-- START OF THE DATA --

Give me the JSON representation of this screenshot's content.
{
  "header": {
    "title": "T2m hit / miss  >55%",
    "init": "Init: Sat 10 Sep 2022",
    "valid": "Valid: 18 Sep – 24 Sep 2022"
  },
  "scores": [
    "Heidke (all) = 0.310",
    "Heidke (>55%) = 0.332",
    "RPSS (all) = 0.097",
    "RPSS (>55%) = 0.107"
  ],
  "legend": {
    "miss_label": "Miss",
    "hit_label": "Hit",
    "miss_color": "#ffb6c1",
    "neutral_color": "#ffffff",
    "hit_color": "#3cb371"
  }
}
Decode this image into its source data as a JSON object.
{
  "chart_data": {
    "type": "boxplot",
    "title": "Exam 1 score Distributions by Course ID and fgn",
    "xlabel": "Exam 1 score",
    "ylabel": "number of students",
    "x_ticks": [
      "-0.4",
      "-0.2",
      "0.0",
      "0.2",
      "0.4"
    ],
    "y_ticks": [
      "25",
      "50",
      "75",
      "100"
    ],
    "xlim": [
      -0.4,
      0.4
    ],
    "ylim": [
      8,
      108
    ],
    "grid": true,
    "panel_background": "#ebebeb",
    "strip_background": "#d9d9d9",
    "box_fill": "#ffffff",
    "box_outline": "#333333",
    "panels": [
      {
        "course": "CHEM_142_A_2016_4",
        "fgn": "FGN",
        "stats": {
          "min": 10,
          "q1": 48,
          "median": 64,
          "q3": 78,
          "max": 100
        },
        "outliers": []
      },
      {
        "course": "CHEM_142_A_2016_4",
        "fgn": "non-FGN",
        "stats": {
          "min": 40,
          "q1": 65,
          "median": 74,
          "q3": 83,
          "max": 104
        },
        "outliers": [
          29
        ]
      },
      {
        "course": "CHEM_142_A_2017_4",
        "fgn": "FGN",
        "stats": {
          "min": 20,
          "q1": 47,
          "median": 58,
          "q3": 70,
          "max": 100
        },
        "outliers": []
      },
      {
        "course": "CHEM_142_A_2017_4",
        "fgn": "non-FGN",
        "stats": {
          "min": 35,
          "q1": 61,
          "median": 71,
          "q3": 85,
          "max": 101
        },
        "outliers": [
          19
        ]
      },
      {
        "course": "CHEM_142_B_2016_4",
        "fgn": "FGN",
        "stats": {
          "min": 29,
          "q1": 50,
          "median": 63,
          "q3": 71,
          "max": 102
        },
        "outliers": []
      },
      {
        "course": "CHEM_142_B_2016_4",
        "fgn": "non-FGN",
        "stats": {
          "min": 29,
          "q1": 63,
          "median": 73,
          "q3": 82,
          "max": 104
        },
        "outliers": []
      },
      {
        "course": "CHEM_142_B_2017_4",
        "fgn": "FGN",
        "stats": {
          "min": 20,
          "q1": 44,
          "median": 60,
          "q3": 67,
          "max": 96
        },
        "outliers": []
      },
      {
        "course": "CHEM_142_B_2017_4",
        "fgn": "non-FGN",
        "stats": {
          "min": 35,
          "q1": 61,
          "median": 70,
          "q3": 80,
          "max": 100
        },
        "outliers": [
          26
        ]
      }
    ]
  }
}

-- END OF THE DATA --

Extract the full listing above without altering anything.

_WORKED SOLUTION:_
Give me the JSON representation of this screenshot's content.
{
  "header": {
    "title": "T2m hit / miss  >55%",
    "init": "Init: Sat 10 Sep 2022",
    "valid": "Valid: 18 Sep – 24 Sep 2022"
  },
  "scores": [
    "Heidke (all) = 0.310",
    "Heidke (>55%) = 0.332",
    "RPSS (all) = 0.097",
    "RPSS (>55%) = 0.107"
  ],
  "legend": {
    "miss_label": "Miss",
    "hit_label": "Hit",
    "miss_color": "#ffb6c1",
    "neutral_color": "#ffffff",
    "hit_color": "#3cb371"
  }
}
Decode this image into its source data as a JSON object.
{
  "chart_data": {
    "type": "boxplot",
    "title": "Exam 1 score Distributions by Course ID and fgn",
    "xlabel": "Exam 1 score",
    "ylabel": "number of students",
    "x_ticks": [
      "-0.4",
      "-0.2",
      "0.0",
      "0.2",
      "0.4"
    ],
    "y_ticks": [
      "25",
      "50",
      "75",
      "100"
    ],
    "xlim": [
      -0.4,
      0.4
    ],
    "ylim": [
      8,
      108
    ],
    "grid": true,
    "panel_background": "#ebebeb",
    "strip_background": "#d9d9d9",
    "box_fill": "#ffffff",
    "box_outline": "#333333",
    "panels": [
      {
        "course": "CHEM_142_A_2016_4",
        "fgn": "FGN",
        "stats": {
          "min": 10,
          "q1": 48,
          "median": 64,
          "q3": 78,
          "max": 100
        },
        "outliers": []
      },
      {
        "course": "CHEM_142_A_2016_4",
        "fgn": "non-FGN",
        "stats": {
          "min": 40,
          "q1": 65,
          "median": 74,
          "q3": 83,
          "max": 104
        },
        "outliers": [
          29
        ]
      },
      {
        "course": "CHEM_142_A_2017_4",
        "fgn": "FGN",
        "stats": {
          "min": 20,
          "q1": 47,
          "median": 58,
          "q3": 70,
          "max": 100
        },
        "outliers": []
      },
      {
        "course": "CHEM_142_A_2017_4",
        "fgn": "non-FGN",
        "stats": {
          "min": 35,
          "q1": 61,
          "median": 71,
          "q3": 85,
          "max": 101
        },
        "outliers": [
          19
        ]
      },
      {
        "course": "CHEM_142_B_2016_4",
        "fgn": "FGN",
        "stats": {
          "min": 29,
          "q1": 50,
          "median": 63,
          "q3": 71,
          "max": 102
        },
        "outliers": []
      },
      {
        "course": "CHEM_142_B_2016_4",
        "fgn": "non-FGN",
        "stats": {
          "min": 29,
          "q1": 63,
          "median": 73,
          "q3": 82,
          "max": 104
        },
        "outliers": []
      },
      {
        "course": "CHEM_142_B_2017_4",
        "fgn": "FGN",
        "stats": {
          "min": 20,
          "q1": 44,
          "median": 60,
          "q3": 67,
          "max": 96
        },
        "outliers": []
      },
      {
        "course": "CHEM_142_B_2017_4",
        "fgn": "non-FGN",
        "stats": {
          "min": 35,
          "q1": 61,
          "median": 70,
          "q3": 80,
          "max": 100
        },
        "outliers": [
          26
        ]
      }
    ]
  }
}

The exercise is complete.